DIRECTIONS FOR THIS TASK -> Rewrite the listing from the line containing "more-icon[interactable]: ••• bbox=[371, 6, 403, 25]" through the line containing "x-tick-label: 2025 bbox=[860, 541, 902, 559]", both included, changing "buy-label" to "purchase-label" and leaving the rest as it is.

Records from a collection
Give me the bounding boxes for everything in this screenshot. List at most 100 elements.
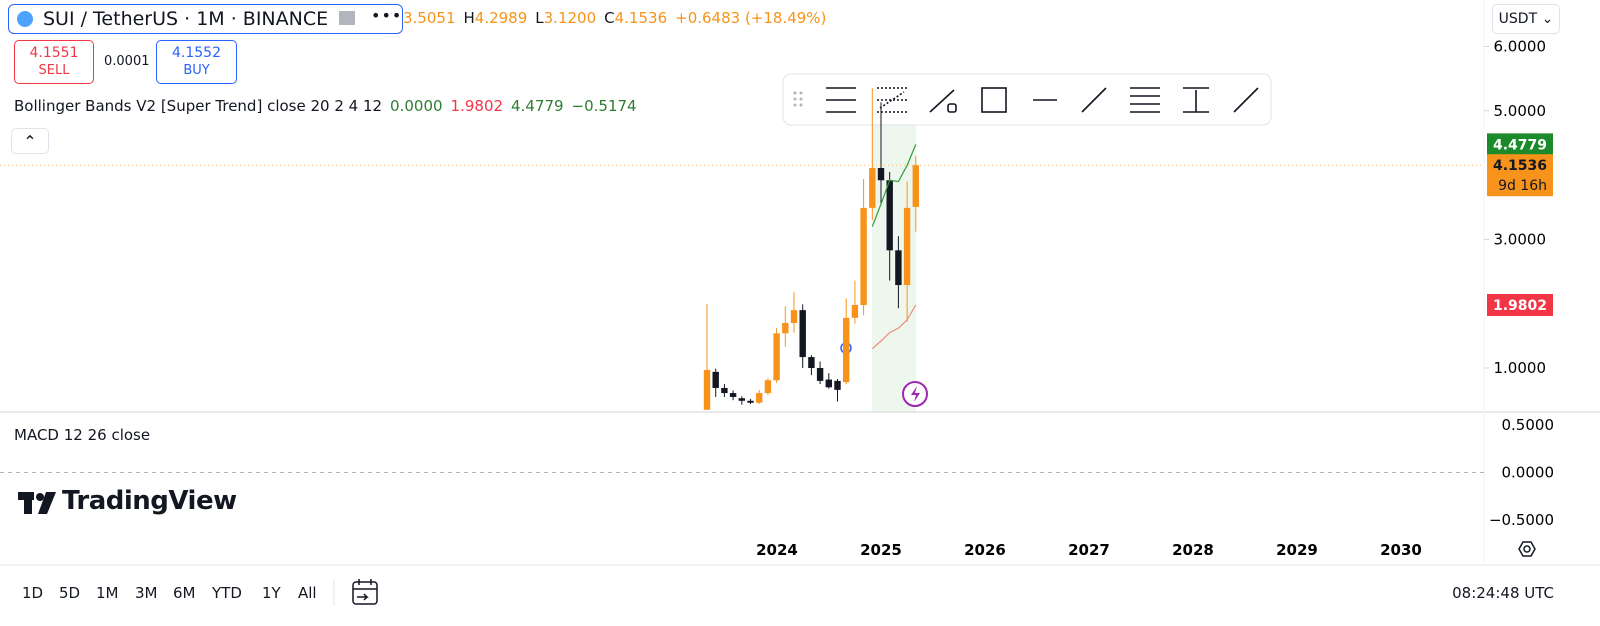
more-icon[interactable]: ••• bbox=[371, 6, 403, 25]
candle-body bbox=[808, 357, 815, 369]
drawing-toolbar bbox=[782, 73, 1272, 126]
symbol-icon bbox=[17, 11, 33, 27]
timeframe-button[interactable]: All bbox=[298, 584, 317, 602]
buy-label: BUY bbox=[183, 63, 210, 78]
tool-line[interactable] bbox=[1233, 87, 1259, 113]
tool-ray[interactable] bbox=[1081, 87, 1107, 113]
x-tick-label: 2025 bbox=[860, 541, 902, 559]
candle-body bbox=[721, 387, 728, 394]
sell-price: 4.1551 bbox=[29, 45, 79, 61]
indicator-value: 0.0000 bbox=[390, 97, 443, 115]
settings-icon[interactable] bbox=[1518, 541, 1536, 557]
candle-body bbox=[764, 380, 772, 394]
indicator-value: 4.4779 bbox=[511, 97, 564, 115]
candle-body bbox=[834, 380, 841, 390]
candle-body bbox=[703, 369, 711, 410]
drag-handle bbox=[793, 91, 803, 107]
candle-body bbox=[912, 165, 919, 207]
candle-body bbox=[886, 180, 893, 251]
x-tick-label: 2027 bbox=[1068, 541, 1110, 559]
y-tick-label: 3.0000 bbox=[1494, 230, 1547, 248]
x-tick-label: 2030 bbox=[1380, 541, 1422, 559]
x-tick-label: 2026 bbox=[964, 541, 1006, 559]
indicator-value: 1.9802 bbox=[450, 97, 504, 115]
x-tick-label: 2024 bbox=[756, 541, 798, 559]
candle-body bbox=[825, 379, 832, 388]
ohlc-key: H bbox=[463, 9, 475, 27]
price-tag-label: 1.9802 bbox=[1493, 298, 1547, 314]
ohlc-value: 3.1200 bbox=[543, 9, 597, 27]
tool-lines[interactable] bbox=[1130, 87, 1160, 113]
candle-body bbox=[851, 304, 859, 318]
timeframe-button[interactable]: 1D bbox=[22, 584, 44, 602]
flag-icon[interactable] bbox=[339, 11, 355, 25]
timeframe-button[interactable]: YTD bbox=[212, 584, 242, 602]
y-tick-label: 6.0000 bbox=[1494, 37, 1547, 55]
logo-icon bbox=[18, 492, 56, 514]
candle-body bbox=[903, 207, 911, 286]
tool-range[interactable] bbox=[1183, 87, 1209, 113]
ohlc-key: L bbox=[535, 9, 544, 27]
candle-body bbox=[799, 310, 806, 358]
tool-rect[interactable] bbox=[981, 87, 1007, 113]
band-lower bbox=[871, 304, 917, 350]
tool-node bbox=[947, 103, 957, 113]
ohlc: 3.5051 H4.2989 L3.1200 C4.1536 +0.6483 (+18.… bbox=[403, 9, 826, 27]
price-tag bbox=[1487, 154, 1553, 197]
candle-body bbox=[747, 400, 754, 403]
tool-fib[interactable] bbox=[826, 87, 856, 113]
clock: 08:24:48 UTC bbox=[1452, 584, 1554, 602]
ohlc-value: 4.1536 bbox=[614, 9, 668, 27]
buy-price: 4.1552 bbox=[172, 45, 221, 61]
price-tag bbox=[1487, 293, 1553, 316]
timeframe-button[interactable]: 6M bbox=[173, 584, 196, 602]
price-tag-sub: 9d 16h bbox=[1498, 178, 1547, 194]
event-bolt bbox=[911, 386, 920, 402]
candle-body bbox=[756, 393, 763, 403]
candle-body bbox=[860, 207, 867, 305]
ohlc-value: 3.5051 bbox=[403, 9, 456, 27]
indicator-value: −0.5174 bbox=[571, 97, 637, 115]
calendar-icon[interactable] bbox=[352, 579, 378, 605]
x-tick-label: 2029 bbox=[1276, 541, 1318, 559]
logo: TradingView bbox=[62, 486, 237, 516]
timeframe-button[interactable]: 1M bbox=[96, 584, 119, 602]
candle-body bbox=[782, 323, 789, 334]
ohlc-value: 4.2989 bbox=[474, 9, 528, 27]
candle-body bbox=[729, 393, 737, 397]
symbol: SUI / TetherUS · 1M · BINANCE bbox=[43, 8, 329, 30]
candle-body bbox=[712, 371, 719, 388]
price-tag-label: 4.4779 bbox=[1493, 137, 1547, 153]
collapse-button[interactable]: ⌃ bbox=[11, 128, 49, 154]
y-tick-label: −0.5000 bbox=[1489, 511, 1554, 529]
price-tag-label: 4.1536 bbox=[1493, 158, 1547, 174]
timeframe-button[interactable]: 1Y bbox=[262, 584, 281, 602]
candle-body bbox=[869, 168, 876, 208]
toolbar-panel bbox=[782, 73, 1272, 126]
currency: USDT bbox=[1498, 11, 1538, 27]
candle-body bbox=[895, 250, 902, 286]
y-tick-label: 0.5000 bbox=[1502, 416, 1555, 434]
currency-button[interactable]: USDT ⌄ bbox=[1492, 4, 1560, 34]
ohlc-key: C bbox=[604, 9, 615, 27]
candle-body bbox=[738, 398, 745, 401]
spread: 0.0001 bbox=[104, 54, 150, 69]
buy-button[interactable]: 4.1552 BUY bbox=[156, 40, 237, 84]
x-tick-label: 2028 bbox=[1172, 541, 1214, 559]
tool-trendline[interactable] bbox=[929, 89, 955, 113]
macd-legend: MACD 12 26 close bbox=[14, 426, 151, 444]
candle-body bbox=[790, 310, 798, 324]
symbol-box[interactable]: SUI / TetherUS · 1M · BINANCE ••• bbox=[8, 4, 403, 34]
candle-body bbox=[843, 317, 850, 383]
sell-button[interactable]: 4.1551 SELL bbox=[14, 40, 94, 84]
candle-body bbox=[816, 368, 824, 381]
indicator-name: Bollinger Bands V2 [Super Trend] close 2… bbox=[14, 97, 383, 115]
timeframe-button[interactable]: 3M bbox=[135, 584, 158, 602]
y-tick-label: 1.0000 bbox=[1494, 359, 1547, 377]
timeframe-button[interactable]: 5D bbox=[59, 584, 81, 602]
sell-label: SELL bbox=[38, 63, 70, 78]
y-tick-label: 0.0000 bbox=[1502, 464, 1555, 482]
indicator-legend: Bollinger Bands V2 [Super Trend] close 2… bbox=[14, 97, 637, 115]
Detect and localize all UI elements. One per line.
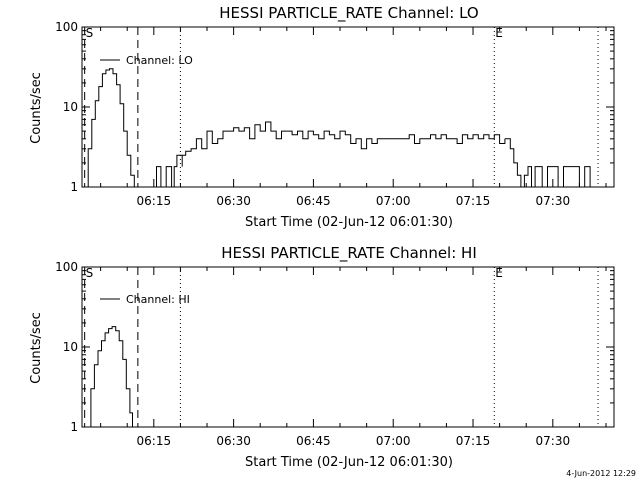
- x-tick-label: 06:30: [216, 194, 251, 208]
- time-marker-label: E: [495, 266, 503, 280]
- y-tick-label: 10: [63, 100, 78, 114]
- x-tick-label: 07:30: [536, 194, 571, 208]
- x-tick-label: 06:30: [216, 434, 251, 448]
- panel-lo-legend-label: Channel: LO: [126, 54, 193, 67]
- y-tick-label: 10: [63, 340, 78, 354]
- time-marker-label: S: [86, 26, 94, 40]
- panel-hi-legend-label: Channel: HI: [126, 293, 190, 306]
- x-tick-label: 06:45: [296, 194, 331, 208]
- panel-hi-title: HESSI PARTICLE_RATE Channel: HI: [221, 244, 477, 263]
- x-tick-label: 06:15: [137, 194, 172, 208]
- footer-timestamp: 4-Jun-2012 12:29: [566, 469, 636, 478]
- series-line-lo: [84, 68, 135, 188]
- x-tick-label: 07:30: [536, 434, 571, 448]
- panel-lo-xlabel: Start Time (02-Jun-12 06:01:30): [245, 215, 453, 230]
- time-marker-label: E: [495, 26, 503, 40]
- series-line-lo: [153, 154, 183, 188]
- x-tick-label: 07:00: [376, 434, 411, 448]
- panel-lo-ylabel: Counts/sec: [29, 72, 44, 144]
- x-tick-label: 06:15: [137, 434, 172, 448]
- y-tick-label: 1: [70, 180, 78, 194]
- x-tick-label: 07:00: [376, 194, 411, 208]
- y-tick-label: 100: [55, 20, 78, 34]
- time-marker-label: S: [86, 266, 94, 280]
- panel-lo-title: HESSI PARTICLE_RATE Channel: LO: [219, 4, 478, 23]
- panel-hi-xlabel: Start Time (02-Jun-12 06:01:30): [245, 455, 453, 470]
- series-line-lo: [182, 121, 506, 156]
- panel-hi: HESSI PARTICLE_RATE Channel: HI Start Ti…: [29, 244, 615, 470]
- series-line-hi: [87, 326, 133, 428]
- y-tick-label: 100: [55, 260, 78, 274]
- x-tick-label: 07:15: [456, 194, 491, 208]
- panel-lo: HESSI PARTICLE_RATE Channel: LO Start Ti…: [29, 4, 615, 230]
- series-line-lo: [504, 138, 594, 188]
- x-tick-label: 06:45: [296, 434, 331, 448]
- y-tick-label: 1: [70, 420, 78, 434]
- panel-hi-ylabel: Counts/sec: [29, 312, 44, 384]
- x-tick-label: 07:15: [456, 434, 491, 448]
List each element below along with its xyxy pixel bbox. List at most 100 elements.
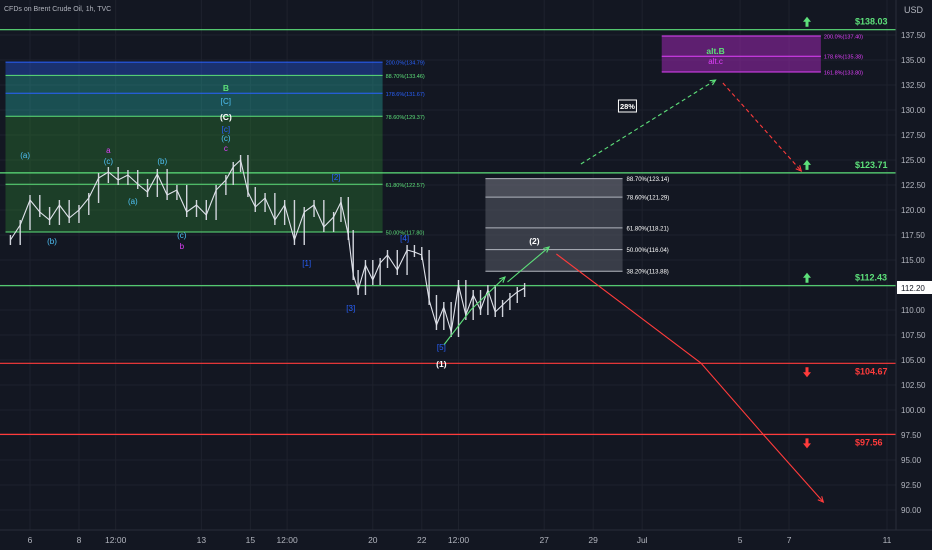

ANSWER TO THE TASK ->
more-icon[interactable]: ••• bbox=[371, 6, 403, 25]
candle-body bbox=[808, 357, 815, 369]
drawing-toolbar bbox=[782, 73, 1272, 126]
symbol-icon bbox=[17, 11, 33, 27]
timeframe-button[interactable]: All bbox=[298, 584, 317, 602]
purchase-label: BUY bbox=[183, 63, 210, 78]
tool-line[interactable] bbox=[1233, 87, 1259, 113]
tool-ray[interactable] bbox=[1081, 87, 1107, 113]
x-tick-label: 2025 bbox=[860, 541, 902, 559]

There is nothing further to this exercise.